TASK DIRECTIONS: Please pull every line from the data below and reproduce each one verbatim.
** begin **
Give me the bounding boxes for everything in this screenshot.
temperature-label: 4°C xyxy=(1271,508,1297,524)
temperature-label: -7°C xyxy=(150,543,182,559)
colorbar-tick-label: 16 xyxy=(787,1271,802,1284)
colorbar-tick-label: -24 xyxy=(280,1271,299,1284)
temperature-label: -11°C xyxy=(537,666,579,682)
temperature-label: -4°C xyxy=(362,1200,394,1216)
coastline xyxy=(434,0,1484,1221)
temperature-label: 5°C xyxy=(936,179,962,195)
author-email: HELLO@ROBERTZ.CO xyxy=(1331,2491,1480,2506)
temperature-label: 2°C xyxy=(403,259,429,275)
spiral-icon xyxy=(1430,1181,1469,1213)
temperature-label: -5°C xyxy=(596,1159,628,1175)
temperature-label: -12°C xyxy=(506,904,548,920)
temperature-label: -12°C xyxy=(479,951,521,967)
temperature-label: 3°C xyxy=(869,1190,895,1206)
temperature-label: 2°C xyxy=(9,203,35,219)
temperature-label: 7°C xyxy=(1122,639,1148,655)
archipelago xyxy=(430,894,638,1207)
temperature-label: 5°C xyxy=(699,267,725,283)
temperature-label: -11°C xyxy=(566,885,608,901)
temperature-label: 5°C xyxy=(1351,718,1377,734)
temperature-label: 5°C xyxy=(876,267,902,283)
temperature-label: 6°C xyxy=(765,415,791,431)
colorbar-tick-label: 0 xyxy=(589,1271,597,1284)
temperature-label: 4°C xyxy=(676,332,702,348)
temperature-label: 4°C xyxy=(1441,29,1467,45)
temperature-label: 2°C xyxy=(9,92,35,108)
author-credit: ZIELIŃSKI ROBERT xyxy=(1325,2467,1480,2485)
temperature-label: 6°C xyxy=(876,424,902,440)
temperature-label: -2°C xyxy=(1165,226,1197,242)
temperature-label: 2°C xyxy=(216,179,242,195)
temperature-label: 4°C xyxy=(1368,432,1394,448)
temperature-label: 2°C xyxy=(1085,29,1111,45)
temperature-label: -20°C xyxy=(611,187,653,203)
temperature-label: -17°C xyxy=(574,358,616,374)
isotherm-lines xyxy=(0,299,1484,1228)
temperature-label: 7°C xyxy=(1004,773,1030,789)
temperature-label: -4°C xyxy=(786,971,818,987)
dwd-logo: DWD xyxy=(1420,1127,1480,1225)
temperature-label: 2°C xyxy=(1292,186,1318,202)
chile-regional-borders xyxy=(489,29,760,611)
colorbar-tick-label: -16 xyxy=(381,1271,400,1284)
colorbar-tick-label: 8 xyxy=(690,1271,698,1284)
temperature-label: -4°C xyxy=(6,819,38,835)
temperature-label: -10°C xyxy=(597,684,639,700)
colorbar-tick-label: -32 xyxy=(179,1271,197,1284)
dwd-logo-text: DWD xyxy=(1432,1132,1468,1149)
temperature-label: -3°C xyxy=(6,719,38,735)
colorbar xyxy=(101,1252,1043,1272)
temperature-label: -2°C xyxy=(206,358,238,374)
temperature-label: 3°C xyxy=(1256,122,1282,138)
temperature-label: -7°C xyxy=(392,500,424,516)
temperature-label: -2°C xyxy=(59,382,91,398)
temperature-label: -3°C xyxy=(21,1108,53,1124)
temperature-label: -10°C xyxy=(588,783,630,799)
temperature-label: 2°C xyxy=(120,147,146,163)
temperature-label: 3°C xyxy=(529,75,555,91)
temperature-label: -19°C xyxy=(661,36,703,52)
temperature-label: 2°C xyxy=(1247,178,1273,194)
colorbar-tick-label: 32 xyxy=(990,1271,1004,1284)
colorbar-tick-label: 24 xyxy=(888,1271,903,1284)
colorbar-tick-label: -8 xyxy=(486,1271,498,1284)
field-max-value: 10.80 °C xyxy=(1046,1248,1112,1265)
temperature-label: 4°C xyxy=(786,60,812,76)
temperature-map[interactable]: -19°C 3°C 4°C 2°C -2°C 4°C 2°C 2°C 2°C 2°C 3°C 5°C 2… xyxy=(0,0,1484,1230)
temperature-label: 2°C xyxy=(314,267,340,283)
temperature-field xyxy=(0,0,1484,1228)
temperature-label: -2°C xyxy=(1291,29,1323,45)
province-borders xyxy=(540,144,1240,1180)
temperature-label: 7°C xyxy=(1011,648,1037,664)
** end **
RESPONSE FOR THIS EXERCISE:
Give me the bounding boxes for everything in this screenshot.
temperature-label: 4°C xyxy=(1271,508,1297,524)
temperature-label: -7°C xyxy=(150,543,182,559)
colorbar-tick-label: 16 xyxy=(787,1271,802,1284)
colorbar-tick-label: -24 xyxy=(280,1271,299,1284)
temperature-label: -11°C xyxy=(537,666,579,682)
temperature-label: -4°C xyxy=(362,1200,394,1216)
coastline xyxy=(434,0,1484,1221)
temperature-label: 5°C xyxy=(936,179,962,195)
author-email: HELLO@ROBERTZ.CO xyxy=(1331,2491,1480,2506)
temperature-label: 2°C xyxy=(403,259,429,275)
spiral-icon xyxy=(1430,1181,1469,1213)
temperature-label: -5°C xyxy=(596,1159,628,1175)
temperature-label: -12°C xyxy=(506,904,548,920)
temperature-label: -12°C xyxy=(479,951,521,967)
temperature-label: 3°C xyxy=(869,1190,895,1206)
temperature-label: 2°C xyxy=(9,203,35,219)
temperature-label: 7°C xyxy=(1122,639,1148,655)
archipelago xyxy=(430,894,638,1207)
temperature-label: 5°C xyxy=(699,267,725,283)
temperature-label: -11°C xyxy=(566,885,608,901)
temperature-label: 5°C xyxy=(1351,718,1377,734)
temperature-label: 5°C xyxy=(876,267,902,283)
temperature-label: 6°C xyxy=(765,415,791,431)
colorbar-tick-label: 0 xyxy=(589,1271,597,1284)
temperature-label: 4°C xyxy=(676,332,702,348)
temperature-label: 4°C xyxy=(1441,29,1467,45)
temperature-label: 2°C xyxy=(9,92,35,108)
author-credit: ZIELIŃSKI ROBERT xyxy=(1325,2467,1480,2485)
temperature-label: 6°C xyxy=(876,424,902,440)
temperature-label: -2°C xyxy=(1165,226,1197,242)
temperature-label: 2°C xyxy=(216,179,242,195)
temperature-label: 4°C xyxy=(1368,432,1394,448)
temperature-label: 2°C xyxy=(1085,29,1111,45)
temperature-label: -20°C xyxy=(611,187,653,203)
temperature-label: -17°C xyxy=(574,358,616,374)
isotherm-lines xyxy=(0,299,1484,1228)
temperature-label: 7°C xyxy=(1004,773,1030,789)
temperature-label: -4°C xyxy=(786,971,818,987)
dwd-logo: DWD xyxy=(1420,1127,1480,1225)
temperature-label: 2°C xyxy=(1292,186,1318,202)
chile-regional-borders xyxy=(489,29,760,611)
colorbar-tick-label: -16 xyxy=(381,1271,400,1284)
colorbar-tick-label: 8 xyxy=(690,1271,698,1284)
temperature-label: -4°C xyxy=(6,819,38,835)
temperature-label: -10°C xyxy=(597,684,639,700)
colorbar-tick-label: -32 xyxy=(179,1271,197,1284)
dwd-logo-text: DWD xyxy=(1432,1132,1468,1149)
temperature-label: -3°C xyxy=(6,719,38,735)
colorbar xyxy=(101,1252,1043,1272)
temperature-label: -2°C xyxy=(206,358,238,374)
temperature-label: 3°C xyxy=(1256,122,1282,138)
temperature-label: -7°C xyxy=(392,500,424,516)
temperature-label: -2°C xyxy=(59,382,91,398)
temperature-label: -3°C xyxy=(21,1108,53,1124)
temperature-label: -10°C xyxy=(588,783,630,799)
temperature-label: 2°C xyxy=(120,147,146,163)
temperature-label: 3°C xyxy=(529,75,555,91)
temperature-label: -19°C xyxy=(661,36,703,52)
temperature-label: 2°C xyxy=(1247,178,1273,194)
colorbar-tick-label: 32 xyxy=(990,1271,1004,1284)
colorbar-tick-label: 24 xyxy=(888,1271,903,1284)
colorbar-tick-label: -8 xyxy=(486,1271,498,1284)
field-max-value: 10.80 °C xyxy=(1046,1248,1112,1265)
temperature-label: 4°C xyxy=(786,60,812,76)
temperature-map[interactable]: -19°C 3°C 4°C 2°C -2°C 4°C 2°C 2°C 2°C 2°C 3°C 5°C 2… xyxy=(0,0,1484,1230)
temperature-label: 2°C xyxy=(314,267,340,283)
temperature-field xyxy=(0,0,1484,1228)
temperature-label: -2°C xyxy=(1291,29,1323,45)
province-borders xyxy=(540,144,1240,1180)
temperature-label: 7°C xyxy=(1011,648,1037,664)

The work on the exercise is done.